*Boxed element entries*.
* * * *
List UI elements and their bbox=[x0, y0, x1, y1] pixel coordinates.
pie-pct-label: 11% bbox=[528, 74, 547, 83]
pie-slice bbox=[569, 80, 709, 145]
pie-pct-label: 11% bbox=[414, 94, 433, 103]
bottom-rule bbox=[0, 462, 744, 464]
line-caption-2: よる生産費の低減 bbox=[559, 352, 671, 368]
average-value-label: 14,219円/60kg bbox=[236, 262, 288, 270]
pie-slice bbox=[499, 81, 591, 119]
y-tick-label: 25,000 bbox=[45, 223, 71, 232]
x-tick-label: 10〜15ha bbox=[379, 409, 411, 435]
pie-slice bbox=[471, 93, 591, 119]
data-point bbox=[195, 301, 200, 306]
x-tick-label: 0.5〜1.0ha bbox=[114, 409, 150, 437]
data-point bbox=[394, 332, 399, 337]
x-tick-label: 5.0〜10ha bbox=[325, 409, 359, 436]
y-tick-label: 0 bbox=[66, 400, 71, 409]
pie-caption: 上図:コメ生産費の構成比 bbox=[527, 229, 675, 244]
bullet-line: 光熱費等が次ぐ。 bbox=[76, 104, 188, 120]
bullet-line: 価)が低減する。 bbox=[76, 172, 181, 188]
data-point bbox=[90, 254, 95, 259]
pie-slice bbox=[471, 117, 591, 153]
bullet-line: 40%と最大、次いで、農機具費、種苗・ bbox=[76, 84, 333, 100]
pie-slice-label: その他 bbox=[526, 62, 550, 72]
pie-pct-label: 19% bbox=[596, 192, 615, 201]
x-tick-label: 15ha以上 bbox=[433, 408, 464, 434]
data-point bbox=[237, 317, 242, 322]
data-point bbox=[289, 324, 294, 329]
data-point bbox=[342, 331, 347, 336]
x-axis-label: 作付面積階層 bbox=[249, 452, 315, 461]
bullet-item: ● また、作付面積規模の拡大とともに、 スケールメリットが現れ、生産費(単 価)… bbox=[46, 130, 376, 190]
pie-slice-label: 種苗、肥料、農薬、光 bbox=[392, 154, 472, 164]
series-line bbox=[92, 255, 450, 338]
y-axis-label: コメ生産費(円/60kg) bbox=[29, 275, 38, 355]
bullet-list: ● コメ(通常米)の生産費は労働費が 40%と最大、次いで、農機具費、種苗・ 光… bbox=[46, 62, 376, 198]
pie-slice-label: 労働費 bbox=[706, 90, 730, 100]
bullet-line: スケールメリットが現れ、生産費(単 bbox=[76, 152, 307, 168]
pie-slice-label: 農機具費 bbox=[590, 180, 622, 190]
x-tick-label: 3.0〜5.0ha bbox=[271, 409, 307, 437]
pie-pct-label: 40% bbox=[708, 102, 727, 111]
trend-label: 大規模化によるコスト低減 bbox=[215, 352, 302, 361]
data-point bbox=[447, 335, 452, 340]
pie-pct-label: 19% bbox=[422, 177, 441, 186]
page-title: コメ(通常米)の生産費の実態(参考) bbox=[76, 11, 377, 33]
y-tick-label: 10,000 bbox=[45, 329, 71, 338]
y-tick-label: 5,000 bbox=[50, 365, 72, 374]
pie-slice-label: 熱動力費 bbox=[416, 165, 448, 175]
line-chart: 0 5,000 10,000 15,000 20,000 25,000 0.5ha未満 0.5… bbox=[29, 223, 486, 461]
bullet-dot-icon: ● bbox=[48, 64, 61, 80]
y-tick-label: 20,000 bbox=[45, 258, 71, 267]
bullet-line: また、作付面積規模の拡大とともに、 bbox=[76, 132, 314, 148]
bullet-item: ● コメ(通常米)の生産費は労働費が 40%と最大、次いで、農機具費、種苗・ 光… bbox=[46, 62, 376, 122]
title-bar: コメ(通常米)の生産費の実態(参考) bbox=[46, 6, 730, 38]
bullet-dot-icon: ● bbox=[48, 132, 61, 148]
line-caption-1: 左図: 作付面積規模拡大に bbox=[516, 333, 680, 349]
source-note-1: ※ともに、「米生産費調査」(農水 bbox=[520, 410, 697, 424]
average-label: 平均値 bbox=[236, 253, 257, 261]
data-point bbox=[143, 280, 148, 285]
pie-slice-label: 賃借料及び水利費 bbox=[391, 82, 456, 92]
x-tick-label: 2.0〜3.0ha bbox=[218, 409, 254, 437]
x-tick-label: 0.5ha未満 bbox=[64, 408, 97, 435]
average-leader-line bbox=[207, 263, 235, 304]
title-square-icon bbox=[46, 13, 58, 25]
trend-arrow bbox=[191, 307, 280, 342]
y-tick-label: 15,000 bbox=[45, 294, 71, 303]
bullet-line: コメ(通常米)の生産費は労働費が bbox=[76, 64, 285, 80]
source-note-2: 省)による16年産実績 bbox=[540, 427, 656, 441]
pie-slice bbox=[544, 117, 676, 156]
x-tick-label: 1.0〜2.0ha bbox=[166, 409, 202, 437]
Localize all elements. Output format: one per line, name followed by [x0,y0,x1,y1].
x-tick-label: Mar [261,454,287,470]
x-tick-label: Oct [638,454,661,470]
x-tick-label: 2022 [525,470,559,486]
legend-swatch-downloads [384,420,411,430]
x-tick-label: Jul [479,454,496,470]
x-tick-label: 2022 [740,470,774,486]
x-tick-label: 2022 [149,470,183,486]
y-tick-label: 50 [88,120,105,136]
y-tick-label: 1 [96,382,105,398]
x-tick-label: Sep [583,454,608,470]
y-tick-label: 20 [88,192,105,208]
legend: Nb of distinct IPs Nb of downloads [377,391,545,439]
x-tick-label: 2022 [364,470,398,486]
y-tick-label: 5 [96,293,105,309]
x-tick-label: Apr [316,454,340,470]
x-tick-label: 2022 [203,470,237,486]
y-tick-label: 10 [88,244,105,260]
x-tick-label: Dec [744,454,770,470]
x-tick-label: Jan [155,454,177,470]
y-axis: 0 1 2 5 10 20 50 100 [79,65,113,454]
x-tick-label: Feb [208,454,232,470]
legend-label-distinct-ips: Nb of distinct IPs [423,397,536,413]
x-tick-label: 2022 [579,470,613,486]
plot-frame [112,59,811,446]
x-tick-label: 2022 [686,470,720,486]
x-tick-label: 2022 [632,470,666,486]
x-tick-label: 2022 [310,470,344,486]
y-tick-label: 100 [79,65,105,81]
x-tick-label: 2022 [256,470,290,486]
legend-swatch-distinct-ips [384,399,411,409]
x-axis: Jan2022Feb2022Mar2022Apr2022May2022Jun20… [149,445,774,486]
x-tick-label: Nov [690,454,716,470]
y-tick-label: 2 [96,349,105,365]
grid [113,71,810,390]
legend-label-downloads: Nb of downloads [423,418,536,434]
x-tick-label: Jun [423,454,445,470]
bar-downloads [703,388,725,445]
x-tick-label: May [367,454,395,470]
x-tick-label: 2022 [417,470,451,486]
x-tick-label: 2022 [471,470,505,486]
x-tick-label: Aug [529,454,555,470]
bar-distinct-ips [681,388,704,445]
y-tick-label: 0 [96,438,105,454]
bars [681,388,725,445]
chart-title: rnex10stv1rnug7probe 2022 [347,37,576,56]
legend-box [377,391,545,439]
* * * *
*Written request*. Turn all the rows above into a numbered list, and omit any blank lines.

*The completed task*.
1. List UI elements and their bbox=[x0, y0, x1, y1] pixel coordinates.
2. pie-pct-label: 11% bbox=[528, 74, 547, 83]
3. pie-slice bbox=[569, 80, 709, 145]
4. pie-pct-label: 11% bbox=[414, 94, 433, 103]
5. bottom-rule bbox=[0, 462, 744, 464]
6. line-caption-2: よる生産費の低減 bbox=[559, 352, 671, 368]
7. average-value-label: 14,219円/60kg bbox=[236, 262, 288, 270]
8. pie-slice bbox=[499, 81, 591, 119]
9. y-tick-label: 25,000 bbox=[45, 223, 71, 232]
10. x-tick-label: 10〜15ha bbox=[379, 409, 411, 435]
11. pie-slice bbox=[471, 93, 591, 119]
12. data-point bbox=[195, 301, 200, 306]
13. x-tick-label: 0.5〜1.0ha bbox=[114, 409, 150, 437]
14. data-point bbox=[394, 332, 399, 337]
15. x-tick-label: 5.0〜10ha bbox=[325, 409, 359, 436]
16. y-tick-label: 0 bbox=[66, 400, 71, 409]
17. pie-caption: 上図:コメ生産費の構成比 bbox=[527, 229, 675, 244]
18. bullet-line: 光熱費等が次ぐ。 bbox=[76, 104, 188, 120]
19. bullet-line: 価)が低減する。 bbox=[76, 172, 181, 188]
20. data-point bbox=[90, 254, 95, 259]
21. pie-slice bbox=[471, 117, 591, 153]
22. bullet-line: 40%と最大、次いで、農機具費、種苗・ bbox=[76, 84, 333, 100]
23. pie-slice-label: その他 bbox=[526, 62, 550, 72]
24. pie-pct-label: 19% bbox=[596, 192, 615, 201]
25. x-tick-label: 15ha以上 bbox=[433, 408, 464, 434]
26. data-point bbox=[237, 317, 242, 322]
27. data-point bbox=[289, 324, 294, 329]
28. data-point bbox=[342, 331, 347, 336]
29. x-axis-label: 作付面積階層 bbox=[249, 452, 315, 461]
30. bullet-item: ● また、作付面積規模の拡大とともに、 スケールメリットが現れ、生産費(単 価)… bbox=[46, 130, 376, 190]
31. pie-slice-label: 種苗、肥料、農薬、光 bbox=[392, 154, 472, 164]
32. series-line bbox=[92, 255, 450, 338]
33. y-axis-label: コメ生産費(円/60kg) bbox=[29, 275, 38, 355]
34. bullet-list: ● コメ(通常米)の生産費は労働費が 40%と最大、次いで、農機具費、種苗・ 光… bbox=[46, 62, 376, 198]
35. pie-slice-label: 労働費 bbox=[706, 90, 730, 100]
36. bullet-line: スケールメリットが現れ、生産費(単 bbox=[76, 152, 307, 168]
37. pie-slice-label: 農機具費 bbox=[590, 180, 622, 190]
38. x-tick-label: 3.0〜5.0ha bbox=[271, 409, 307, 437]
39. pie-pct-label: 40% bbox=[708, 102, 727, 111]
40. trend-label: 大規模化によるコスト低減 bbox=[215, 352, 302, 361]
41. data-point bbox=[447, 335, 452, 340]
42. pie-pct-label: 19% bbox=[422, 177, 441, 186]
43. page-title: コメ(通常米)の生産費の実態(参考) bbox=[76, 11, 377, 33]
44. y-tick-label: 10,000 bbox=[45, 329, 71, 338]
45. y-tick-label: 5,000 bbox=[50, 365, 72, 374]
46. pie-slice-label: 熱動力費 bbox=[416, 165, 448, 175]
47. line-chart: 0 5,000 10,000 15,000 20,000 25,000 0.5ha未満 0.5… bbox=[29, 223, 486, 461]
48. bullet-dot-icon: ● bbox=[48, 64, 61, 80]
49. y-tick-label: 20,000 bbox=[45, 258, 71, 267]
50. bullet-line: また、作付面積規模の拡大とともに、 bbox=[76, 132, 314, 148]
51. bullet-item: ● コメ(通常米)の生産費は労働費が 40%と最大、次いで、農機具費、種苗・ 光… bbox=[46, 62, 376, 122]
52. title-bar: コメ(通常米)の生産費の実態(参考) bbox=[46, 6, 730, 38]
53. bullet-dot-icon: ● bbox=[48, 132, 61, 148]
54. line-caption-1: 左図: 作付面積規模拡大に bbox=[516, 333, 680, 349]
55. source-note-1: ※ともに、「米生産費調査」(農水 bbox=[520, 410, 697, 424]
56. average-label: 平均値 bbox=[236, 253, 257, 261]
57. data-point bbox=[143, 280, 148, 285]
58. pie-slice-label: 賃借料及び水利費 bbox=[391, 82, 456, 92]
59. x-tick-label: 2.0〜3.0ha bbox=[218, 409, 254, 437]
60. x-tick-label: 0.5ha未満 bbox=[64, 408, 97, 435]
61. average-leader-line bbox=[207, 263, 235, 304]
62. title-square-icon bbox=[46, 13, 58, 25]
63. trend-arrow bbox=[191, 307, 280, 342]
64. y-tick-label: 15,000 bbox=[45, 294, 71, 303]
65. bullet-line: コメ(通常米)の生産費は労働費が bbox=[76, 64, 285, 80]
66. source-note-2: 省)による16年産実績 bbox=[540, 427, 656, 441]
67. pie-slice bbox=[544, 117, 676, 156]
68. x-tick-label: 1.0〜2.0ha bbox=[166, 409, 202, 437]
69. Localize all elements. Output format: one per line, name followed by [x0,y0,x1,y1].
70. x-tick-label: Mar [261,454,287,470]
71. x-tick-label: Oct [638,454,661,470]
72. x-tick-label: 2022 [525,470,559,486]
73. legend-swatch-downloads [384,420,411,430]
74. x-tick-label: Jul [479,454,496,470]
75. x-tick-label: 2022 [740,470,774,486]
76. x-tick-label: 2022 [149,470,183,486]
77. y-tick-label: 50 [88,120,105,136]
78. y-tick-label: 1 [96,382,105,398]
79. x-tick-label: Sep [583,454,608,470]
80. y-tick-label: 20 [88,192,105,208]
81. legend: Nb of distinct IPs Nb of downloads [377,391,545,439]
82. x-tick-label: 2022 [364,470,398,486]
83. y-tick-label: 5 [96,293,105,309]
84. x-tick-label: Apr [316,454,340,470]
85. x-tick-label: 2022 [203,470,237,486]
86. y-tick-label: 10 [88,244,105,260]
87. x-tick-label: Dec [744,454,770,470]
88. x-tick-label: Jan [155,454,177,470]
89. y-axis: 0 1 2 5 10 20 50 100 [79,65,113,454]
90. x-tick-label: Feb [208,454,232,470]
91. legend-label-distinct-ips: Nb of distinct IPs [423,397,536,413]
92. x-tick-label: 2022 [579,470,613,486]
93. plot-frame [112,59,811,446]
94. x-tick-label: 2022 [686,470,720,486]
95. x-tick-label: 2022 [632,470,666,486]
96. x-tick-label: 2022 [310,470,344,486]
97. y-tick-label: 100 [79,65,105,81]
98. x-tick-label: 2022 [256,470,290,486]
99. legend-swatch-distinct-ips [384,399,411,409]
100. x-axis: Jan2022Feb2022Mar2022Apr2022May2022Jun20… [149,445,774,486]
101. x-tick-label: Nov [690,454,716,470]
102. y-tick-label: 2 [96,349,105,365]
103. grid [113,71,810,390]
104. legend-label-downloads: Nb of downloads [423,418,536,434]
105. x-tick-label: Jun [423,454,445,470]
106. bar-downloads [703,388,725,445]
107. x-tick-label: May [367,454,395,470]
108. x-tick-label: 2022 [417,470,451,486]
109. x-tick-label: 2022 [471,470,505,486]
110. x-tick-label: Aug [529,454,555,470]
111. bar-distinct-ips [681,388,704,445]
112. y-tick-label: 0 [96,438,105,454]
113. bars [681,388,725,445]
114. chart-title: rnex10stv1rnug7probe 2022 [347,37,576,56]
115. legend-box [377,391,545,439]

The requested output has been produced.